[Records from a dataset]
=====

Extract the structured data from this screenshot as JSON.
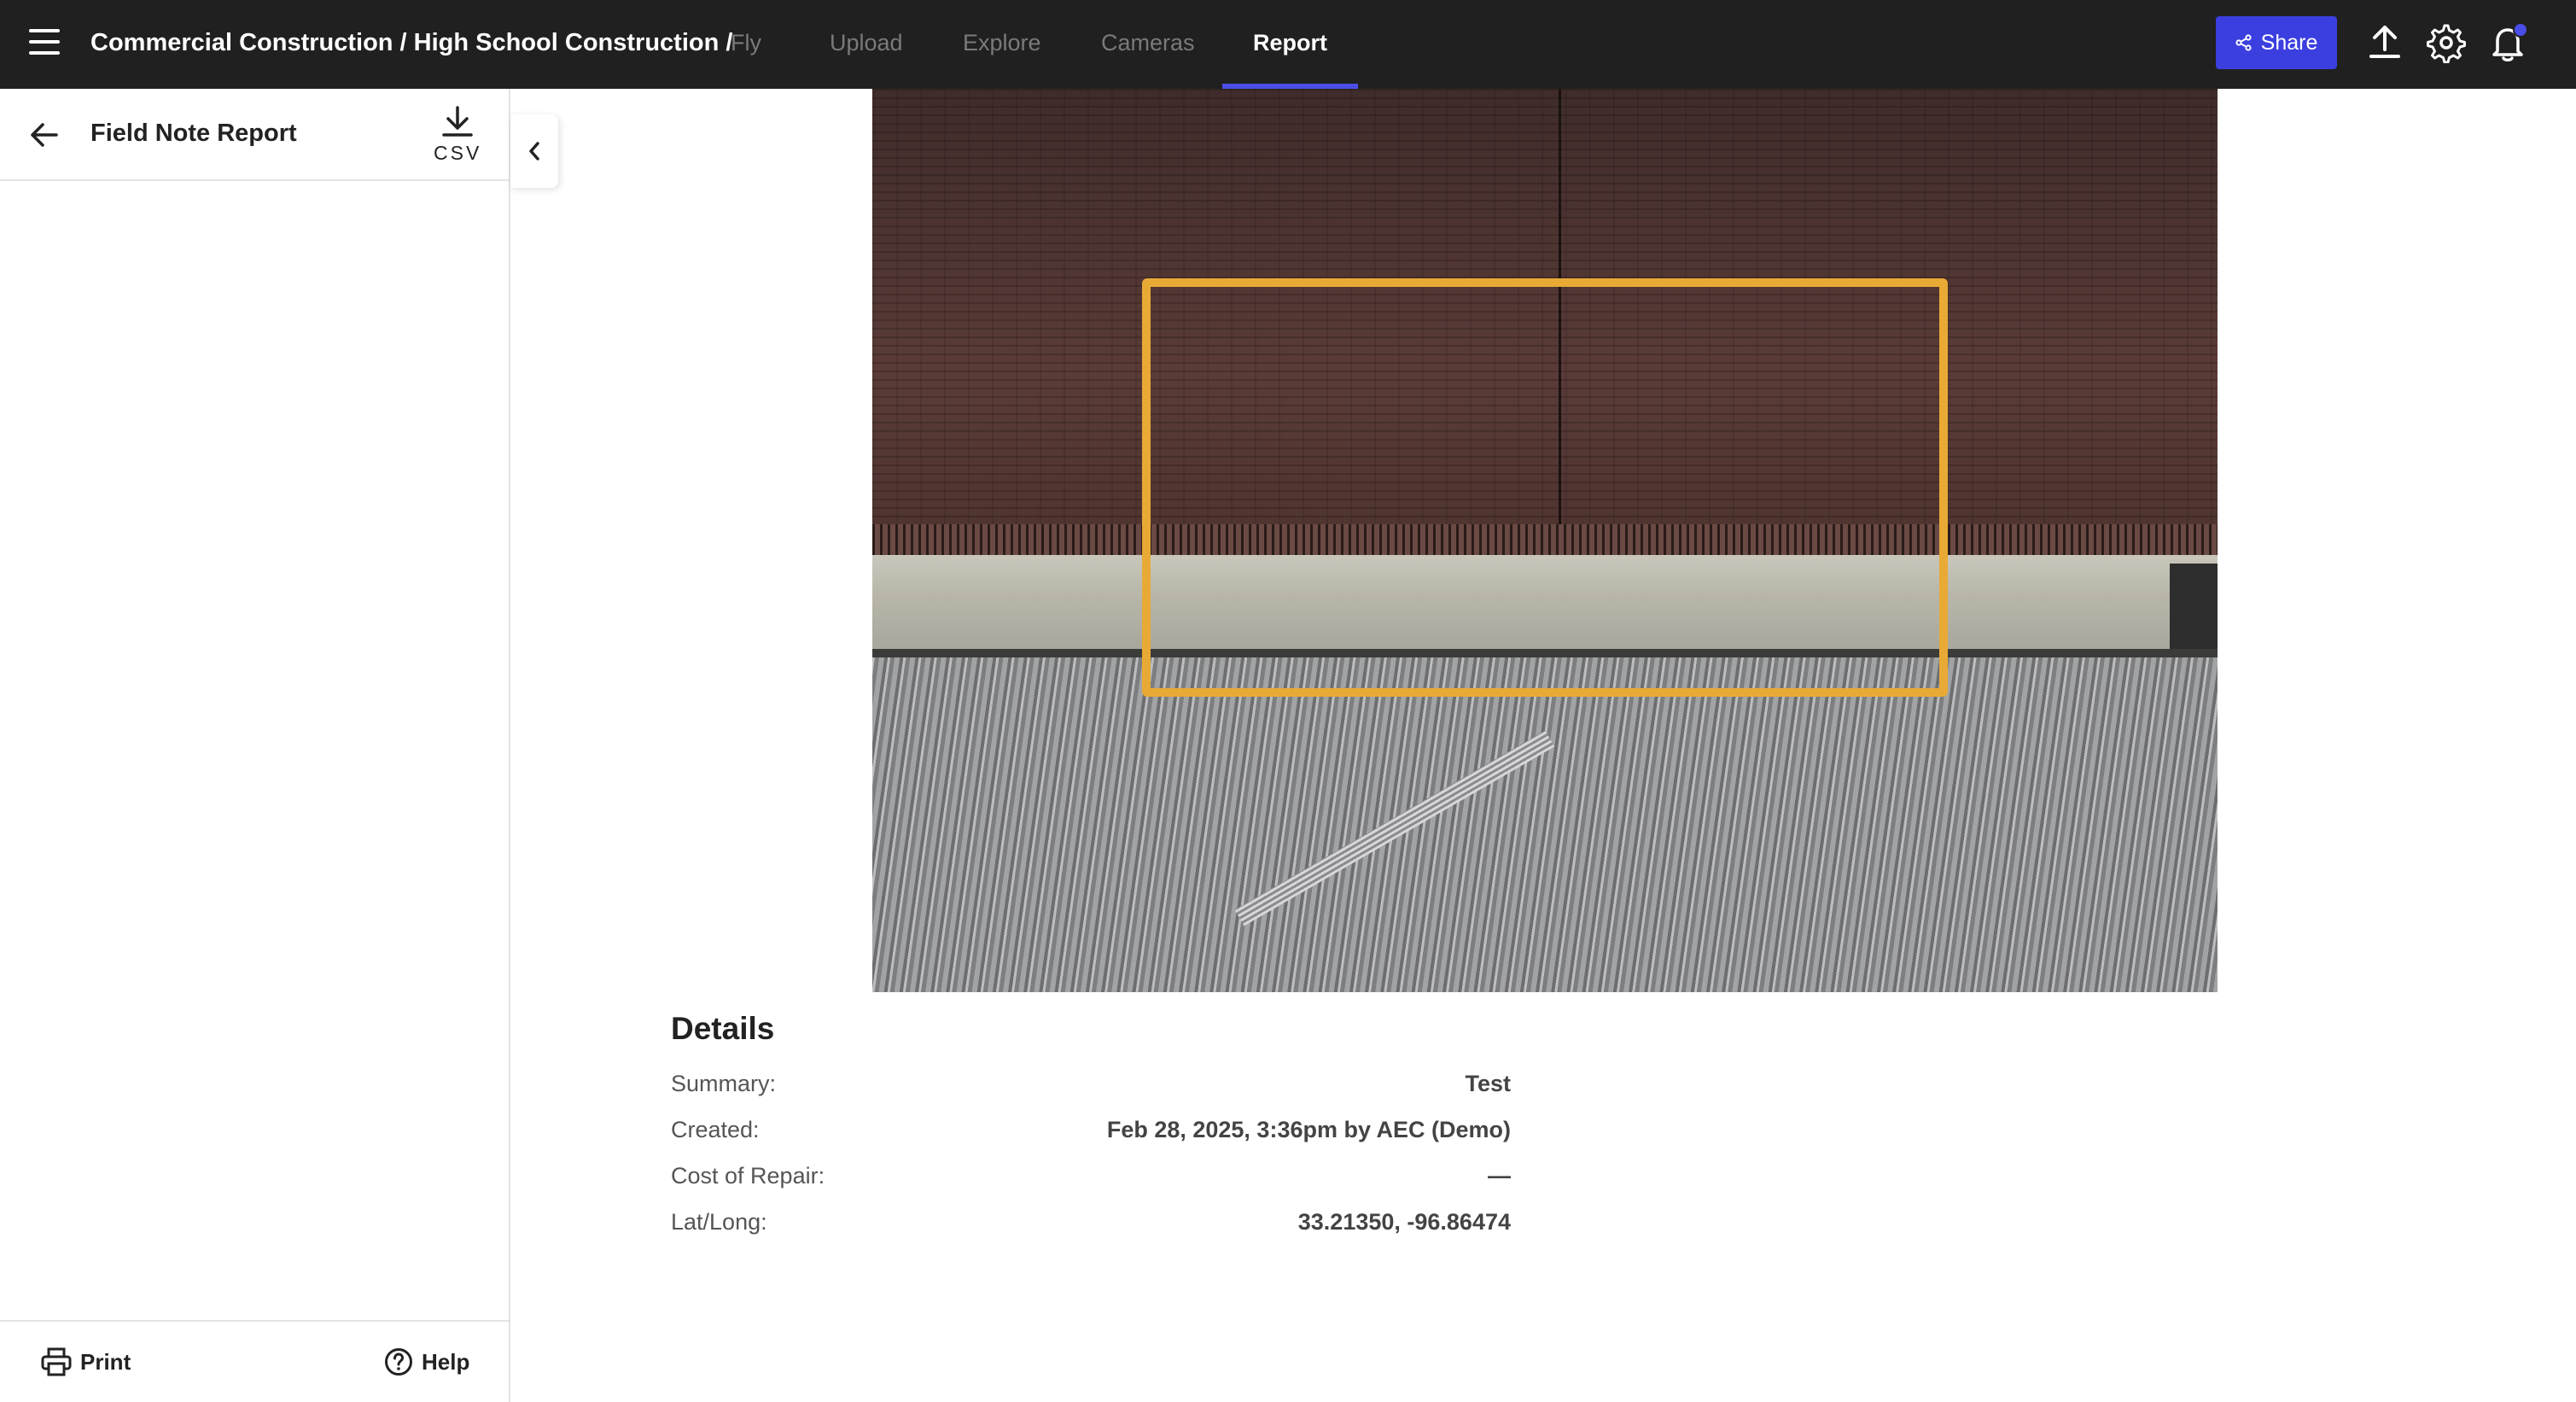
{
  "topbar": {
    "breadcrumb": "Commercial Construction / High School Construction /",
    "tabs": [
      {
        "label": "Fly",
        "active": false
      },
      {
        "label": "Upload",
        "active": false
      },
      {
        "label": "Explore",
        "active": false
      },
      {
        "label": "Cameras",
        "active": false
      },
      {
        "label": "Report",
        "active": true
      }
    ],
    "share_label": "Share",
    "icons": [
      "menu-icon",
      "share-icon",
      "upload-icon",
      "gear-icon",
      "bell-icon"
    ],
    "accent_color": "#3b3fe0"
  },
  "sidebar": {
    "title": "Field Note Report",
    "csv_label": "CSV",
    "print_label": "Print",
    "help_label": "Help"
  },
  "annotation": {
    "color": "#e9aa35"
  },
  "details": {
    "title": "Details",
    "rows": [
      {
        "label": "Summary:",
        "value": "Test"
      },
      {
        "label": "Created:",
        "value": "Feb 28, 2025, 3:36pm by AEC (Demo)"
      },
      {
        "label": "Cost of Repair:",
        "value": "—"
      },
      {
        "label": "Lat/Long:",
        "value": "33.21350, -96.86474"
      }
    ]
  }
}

=====

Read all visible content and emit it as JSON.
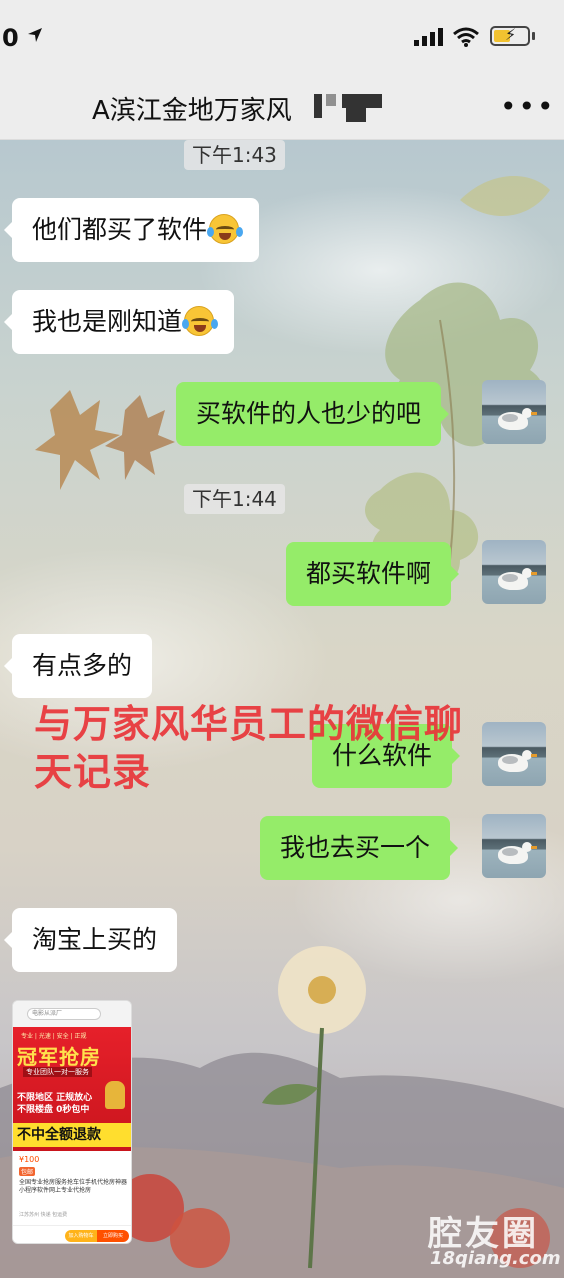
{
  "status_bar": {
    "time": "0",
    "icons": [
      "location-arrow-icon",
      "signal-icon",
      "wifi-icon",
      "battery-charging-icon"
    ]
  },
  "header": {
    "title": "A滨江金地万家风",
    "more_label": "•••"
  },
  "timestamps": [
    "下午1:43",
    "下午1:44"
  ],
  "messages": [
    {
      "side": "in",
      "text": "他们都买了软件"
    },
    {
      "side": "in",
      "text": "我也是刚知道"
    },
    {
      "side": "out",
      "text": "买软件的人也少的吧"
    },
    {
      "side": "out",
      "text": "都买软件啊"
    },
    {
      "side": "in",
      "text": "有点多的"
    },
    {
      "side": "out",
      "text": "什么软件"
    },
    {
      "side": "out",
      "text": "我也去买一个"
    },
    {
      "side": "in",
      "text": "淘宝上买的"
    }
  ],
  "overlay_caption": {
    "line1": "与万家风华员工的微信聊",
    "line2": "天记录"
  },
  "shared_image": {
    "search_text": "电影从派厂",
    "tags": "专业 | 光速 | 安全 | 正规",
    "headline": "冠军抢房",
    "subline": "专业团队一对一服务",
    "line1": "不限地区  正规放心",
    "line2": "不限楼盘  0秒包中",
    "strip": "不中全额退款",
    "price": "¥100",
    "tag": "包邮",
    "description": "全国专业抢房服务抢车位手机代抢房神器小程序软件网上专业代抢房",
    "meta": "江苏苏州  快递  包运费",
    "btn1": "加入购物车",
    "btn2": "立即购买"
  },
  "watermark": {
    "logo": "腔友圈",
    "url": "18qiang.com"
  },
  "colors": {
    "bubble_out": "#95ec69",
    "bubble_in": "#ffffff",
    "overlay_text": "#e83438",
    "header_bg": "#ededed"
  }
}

=====

■ SET TASK
Copy out every line of the material above that mentions the word "title".

■ SOLUTION TO THIS PROBLEM
    "title": "Field Note Report",
    "title": "Details",
    "title": "A滨江金地万家风",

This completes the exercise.